Problem requirements:
Print the data exactly, leaving nothing out.

----------

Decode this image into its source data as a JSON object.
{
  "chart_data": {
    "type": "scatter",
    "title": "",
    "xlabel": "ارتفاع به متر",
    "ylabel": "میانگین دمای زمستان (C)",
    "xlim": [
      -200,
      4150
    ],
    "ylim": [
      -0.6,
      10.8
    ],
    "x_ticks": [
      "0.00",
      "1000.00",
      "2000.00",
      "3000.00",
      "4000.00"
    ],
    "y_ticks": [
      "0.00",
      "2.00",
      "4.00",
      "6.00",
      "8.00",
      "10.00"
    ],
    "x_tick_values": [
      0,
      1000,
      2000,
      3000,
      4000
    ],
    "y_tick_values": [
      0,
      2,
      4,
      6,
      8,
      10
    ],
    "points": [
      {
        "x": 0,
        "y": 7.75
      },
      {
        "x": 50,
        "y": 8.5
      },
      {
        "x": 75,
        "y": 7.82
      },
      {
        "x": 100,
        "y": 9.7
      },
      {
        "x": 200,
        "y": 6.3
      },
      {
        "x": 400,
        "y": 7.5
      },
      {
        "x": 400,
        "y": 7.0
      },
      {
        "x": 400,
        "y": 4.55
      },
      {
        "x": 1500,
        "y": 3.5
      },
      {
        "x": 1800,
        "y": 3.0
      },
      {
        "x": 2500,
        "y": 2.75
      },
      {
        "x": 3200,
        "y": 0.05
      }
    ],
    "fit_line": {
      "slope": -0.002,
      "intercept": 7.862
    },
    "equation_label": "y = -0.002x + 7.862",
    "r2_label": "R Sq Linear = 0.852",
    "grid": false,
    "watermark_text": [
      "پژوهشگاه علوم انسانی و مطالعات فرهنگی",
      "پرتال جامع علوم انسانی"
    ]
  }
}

----------

The result:
Decode this image into its source data as a JSON object.
{
  "chart_data": {
    "type": "scatter",
    "title": "",
    "xlabel": "ارتفاع به متر",
    "ylabel": "میانگین دمای زمستان (C)",
    "xlim": [
      -200,
      4150
    ],
    "ylim": [
      -0.6,
      10.8
    ],
    "x_ticks": [
      "0.00",
      "1000.00",
      "2000.00",
      "3000.00",
      "4000.00"
    ],
    "y_ticks": [
      "0.00",
      "2.00",
      "4.00",
      "6.00",
      "8.00",
      "10.00"
    ],
    "x_tick_values": [
      0,
      1000,
      2000,
      3000,
      4000
    ],
    "y_tick_values": [
      0,
      2,
      4,
      6,
      8,
      10
    ],
    "points": [
      {
        "x": 0,
        "y": 7.75
      },
      {
        "x": 50,
        "y": 8.5
      },
      {
        "x": 75,
        "y": 7.82
      },
      {
        "x": 100,
        "y": 9.7
      },
      {
        "x": 200,
        "y": 6.3
      },
      {
        "x": 400,
        "y": 7.5
      },
      {
        "x": 400,
        "y": 7.0
      },
      {
        "x": 400,
        "y": 4.55
      },
      {
        "x": 1500,
        "y": 3.5
      },
      {
        "x": 1800,
        "y": 3.0
      },
      {
        "x": 2500,
        "y": 2.75
      },
      {
        "x": 3200,
        "y": 0.05
      }
    ],
    "fit_line": {
      "slope": -0.002,
      "intercept": 7.862
    },
    "equation_label": "y = -0.002x + 7.862",
    "r2_label": "R Sq Linear = 0.852",
    "grid": false,
    "watermark_text": [
      "پژوهشگاه علوم انسانی و مطالعات فرهنگی",
      "پرتال جامع علوم انسانی"
    ]
  }
}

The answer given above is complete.